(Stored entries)
***

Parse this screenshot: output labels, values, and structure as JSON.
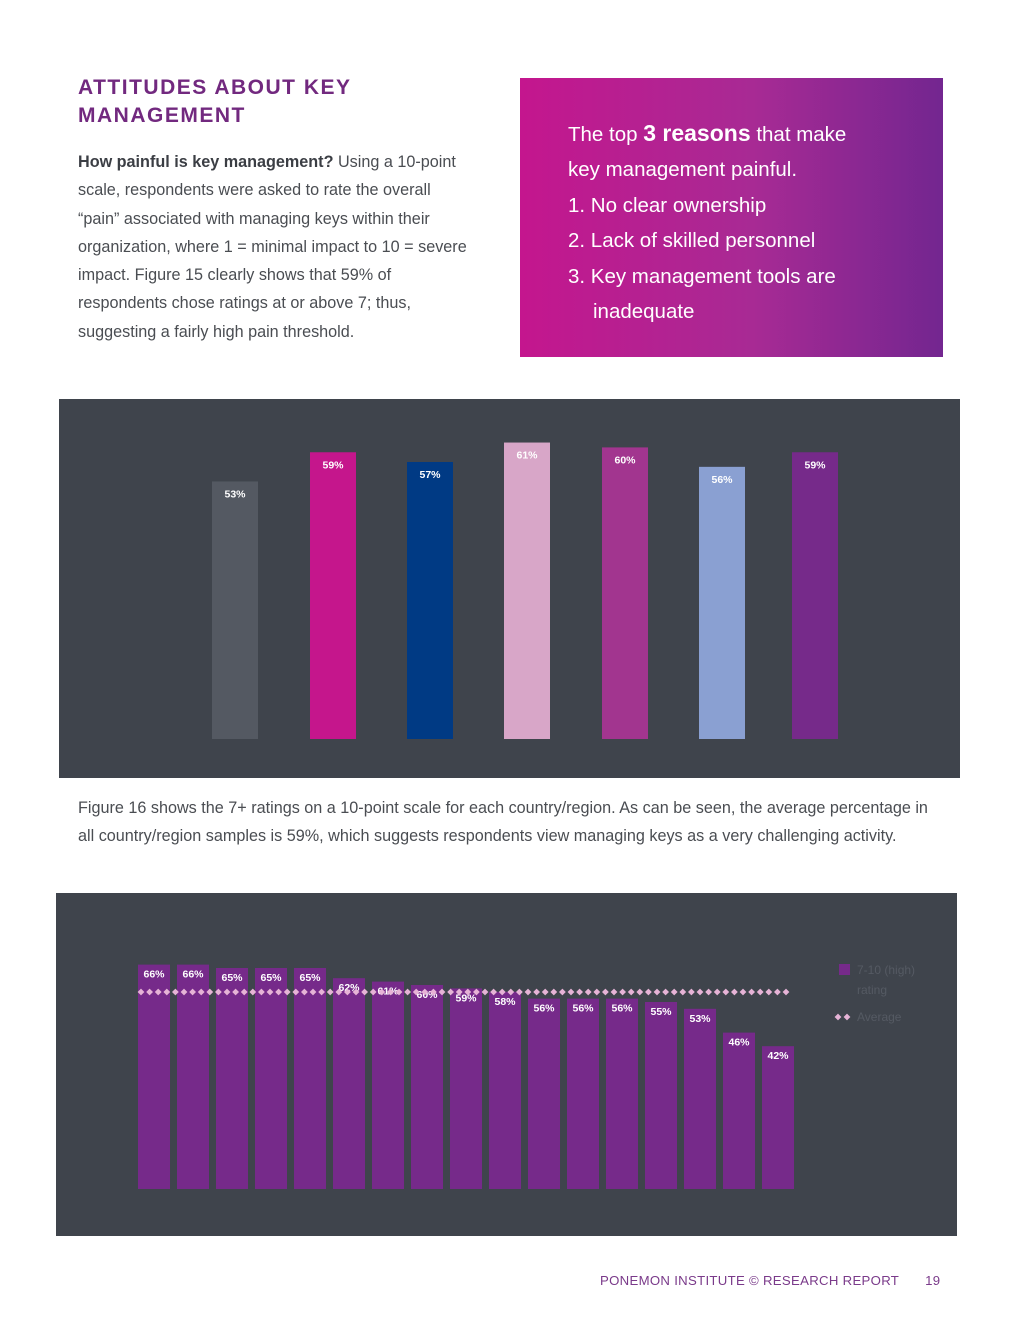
{
  "section": {
    "title_line1": "ATTITUDES ABOUT KEY",
    "title_line2": "MANAGEMENT"
  },
  "intro": {
    "lead": "How painful is key management?",
    "text": " Using a 10-point scale, respondents were asked to rate the overall “pain” associated with managing keys within their organization, where 1 = minimal impact to 10 = severe impact. Figure 15 clearly shows that 59% of respondents chose ratings at or above 7; thus, suggesting a fairly high pain threshold."
  },
  "callout": {
    "line1_pre": "The top ",
    "line1_bold": "3 reasons",
    "line1_post": " that make",
    "line2": "key management painful.",
    "item1": "1. No clear ownership",
    "item2": "2. Lack of skilled personnel",
    "item3a": "3. Key management tools are",
    "item3b": "inadequate"
  },
  "chart1": {
    "title": "",
    "chart_data": {
      "type": "bar",
      "values": [
        53,
        59,
        57,
        61,
        60,
        56,
        59
      ],
      "labels": [
        "53%",
        "59%",
        "57%",
        "61%",
        "60%",
        "56%",
        "59%"
      ],
      "colors": [
        "#545962",
        "#c5168c",
        "#003a84",
        "#d8a6c8",
        "#a2358f",
        "#8aa0d2",
        "#762a8a"
      ],
      "ylim": [
        0,
        100
      ]
    }
  },
  "body": {
    "paragraph": "Figure 16 shows the 7+ ratings on a 10-point scale for each country/region. As can be seen, the average percentage in all country/region samples is 59%, which suggests respondents view managing keys as a very challenging activity."
  },
  "chart2": {
    "title": "",
    "chart_data": {
      "type": "bar",
      "series": [
        {
          "name": "7-10 (high) rating",
          "values": [
            66,
            66,
            65,
            65,
            65,
            62,
            61,
            60,
            59,
            58,
            56,
            56,
            56,
            55,
            53,
            46,
            42
          ],
          "color": "#762a8a"
        },
        {
          "name": "Average",
          "value": 59,
          "color": "#e6b3d6"
        }
      ],
      "labels": [
        "66%",
        "66%",
        "65%",
        "65%",
        "65%",
        "62%",
        "61%",
        "60%",
        "59%",
        "58%",
        "56%",
        "56%",
        "56%",
        "55%",
        "53%",
        "46%",
        "42%"
      ],
      "ylim": [
        0,
        100
      ]
    }
  },
  "legend": {
    "item1_line1": "7-10 (high)",
    "item1_line2": "rating",
    "item2": "Average"
  },
  "footer": {
    "text": "PONEMON INSTITUTE © RESEARCH REPORT",
    "page": "19"
  }
}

***

Pull out all lines from the entries above in which the word "that" appears.

    "text": " Using a 10-point scale, respondents were asked to rate the overall “pain” associated with managing keys within their organization, where 1 = minimal impact to 10 = severe impact. Figure 15 clearly shows that 59% of respondents chose ratings at or above 7; thus, suggesting a fairly high pain threshold."
    "line1_post": " that make",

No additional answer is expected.